WRITTEN TASK:
Answer these questions using the passage on the world's hatred:
(a) According to the passage, from whom will the Advocate be sent?
(b) What did the narrator throw into the crowd, and about how many rows back were those fans?
(c) What did the team need in order to get out of town?

GIVEN PASSAGE:
● ● ●

The World Hates the Disciples
18 "If the world hates you, keep in mind that it hated me first. 19 If you belonged to the world, it would love you as its own. As it is, you do not belong to the world, but I have chosen you out of the world. That is why the world hates you. 20 Remember what I told you: 'Servants are not greater than their master.' If they persecuted me, they will persecute you also. If they obeyed my teaching, they will obey yours also. 21 They will treat you this way because of my name, for they do not know the one who sent me. 22 If I had not come and spoken to them, they would not be guilty of sin; but now they have no excuse for their sin. 23 Those who hate me hate my Father as well. 24 If I had not done among them the works no one else did, they would not be guilty of sin. As it is, they have seen, and yet they have hated both me and my Father. 25 But this is to fulfill what is written in their Law: 'They hated me without reason.'
The Work of the Holy Spirit
26 "When the Advocate comes, whom I will send to you from the Father—the Spirit of truth who goes out from the Father—he will testify about me. 27 And you also must testify, for you have been with me from the beginning.
Playing college basketball games on the road is usually not the most pleasant of experiences. The trips are usually fairly long and uncomfortable. You wind up being jammed on a bus and eating a lot of fastfood. When you finally get to your destination, you find yourself in a new town and on a new college campus. Sometimes they can be pretty cool or even historic places, but you rarely get to see any of that. You pull up to a nondescript door in the back of some arena and walk into a dank tunnel that leads to a locker room. Other than the gym itself, that’s usually all you get to see of the campus or town. When you enter the gym, you don’t expect a welcome party but we went to one place that was crazy. There was a tradition of the fans at this university hating our school and team. We walked into the arena to warm up and were greeted by the loudest jeers and boos I’ve ever heard. When we were at our bench, we literally had things showered down on us like food, pennies, etc. I couldn’t figure out why we were getting treated so badly. None of us had ever even played in that gym and hadn’t done anything to anyone there. Yet we were part of the team and got treated all the same. I let the constant mistreatment get to me a little bit and at one point, as I was coming out of the game for a rest, I took the mouth guard out that I usually wore and threw it at some fans about ten rows back into the crowd. As we were leaving the campus, we actually had to have a police escort to get out of town. We were told that this was normal procedure when our team came into town. It wasn’t really anything we had done, it was just how our team was treated because we had always been treated that way.

● ● ●

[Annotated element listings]

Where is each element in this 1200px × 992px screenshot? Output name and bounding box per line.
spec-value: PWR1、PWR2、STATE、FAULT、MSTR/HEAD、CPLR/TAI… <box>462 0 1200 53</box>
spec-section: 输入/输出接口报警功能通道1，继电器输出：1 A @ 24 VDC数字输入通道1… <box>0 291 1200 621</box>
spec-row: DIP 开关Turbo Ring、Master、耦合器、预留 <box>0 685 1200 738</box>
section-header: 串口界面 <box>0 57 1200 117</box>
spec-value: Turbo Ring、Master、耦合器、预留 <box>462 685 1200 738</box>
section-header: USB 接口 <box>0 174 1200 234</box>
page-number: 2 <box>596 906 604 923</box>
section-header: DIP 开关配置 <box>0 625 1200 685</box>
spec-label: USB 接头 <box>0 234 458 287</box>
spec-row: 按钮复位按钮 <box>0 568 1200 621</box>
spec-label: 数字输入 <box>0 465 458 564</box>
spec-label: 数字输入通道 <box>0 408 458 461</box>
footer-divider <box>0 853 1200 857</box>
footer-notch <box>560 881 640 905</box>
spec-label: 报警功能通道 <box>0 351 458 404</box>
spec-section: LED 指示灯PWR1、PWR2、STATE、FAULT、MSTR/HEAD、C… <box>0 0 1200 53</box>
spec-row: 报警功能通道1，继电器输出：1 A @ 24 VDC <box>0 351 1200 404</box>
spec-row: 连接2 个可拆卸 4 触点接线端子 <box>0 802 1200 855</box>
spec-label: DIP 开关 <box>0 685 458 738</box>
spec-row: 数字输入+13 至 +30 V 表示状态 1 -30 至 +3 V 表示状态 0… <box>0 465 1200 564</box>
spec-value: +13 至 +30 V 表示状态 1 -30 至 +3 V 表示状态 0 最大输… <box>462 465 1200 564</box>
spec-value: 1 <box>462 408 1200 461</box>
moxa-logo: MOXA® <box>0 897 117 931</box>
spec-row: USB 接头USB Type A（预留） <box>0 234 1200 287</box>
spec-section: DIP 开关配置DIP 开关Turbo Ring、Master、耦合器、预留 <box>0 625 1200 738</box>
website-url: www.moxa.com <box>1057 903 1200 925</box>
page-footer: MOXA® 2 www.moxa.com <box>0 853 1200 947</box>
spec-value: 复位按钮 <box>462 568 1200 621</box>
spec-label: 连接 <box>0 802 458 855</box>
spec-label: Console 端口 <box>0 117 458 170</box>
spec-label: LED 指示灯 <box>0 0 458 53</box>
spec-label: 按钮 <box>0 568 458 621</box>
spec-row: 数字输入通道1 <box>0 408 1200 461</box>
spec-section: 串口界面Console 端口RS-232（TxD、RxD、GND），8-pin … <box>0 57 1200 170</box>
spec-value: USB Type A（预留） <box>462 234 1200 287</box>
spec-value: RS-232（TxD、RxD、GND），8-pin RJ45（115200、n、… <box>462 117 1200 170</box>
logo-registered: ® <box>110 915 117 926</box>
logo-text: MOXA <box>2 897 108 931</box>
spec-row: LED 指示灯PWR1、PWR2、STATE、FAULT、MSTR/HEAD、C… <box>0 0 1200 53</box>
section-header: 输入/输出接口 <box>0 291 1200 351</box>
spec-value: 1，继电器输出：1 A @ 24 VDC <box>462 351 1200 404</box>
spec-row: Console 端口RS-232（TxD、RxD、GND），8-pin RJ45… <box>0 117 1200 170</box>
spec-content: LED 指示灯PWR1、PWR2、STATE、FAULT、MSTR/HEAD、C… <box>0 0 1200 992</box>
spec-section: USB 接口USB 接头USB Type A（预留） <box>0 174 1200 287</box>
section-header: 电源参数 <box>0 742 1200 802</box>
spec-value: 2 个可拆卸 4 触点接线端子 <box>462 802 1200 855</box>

● ● ●

TASK OUTPUT:
(a) The Advocate will be sent from the Father.
(b) The narrator threw a mouth guard at fans about ten rows back.
(c) The team needed a police escort.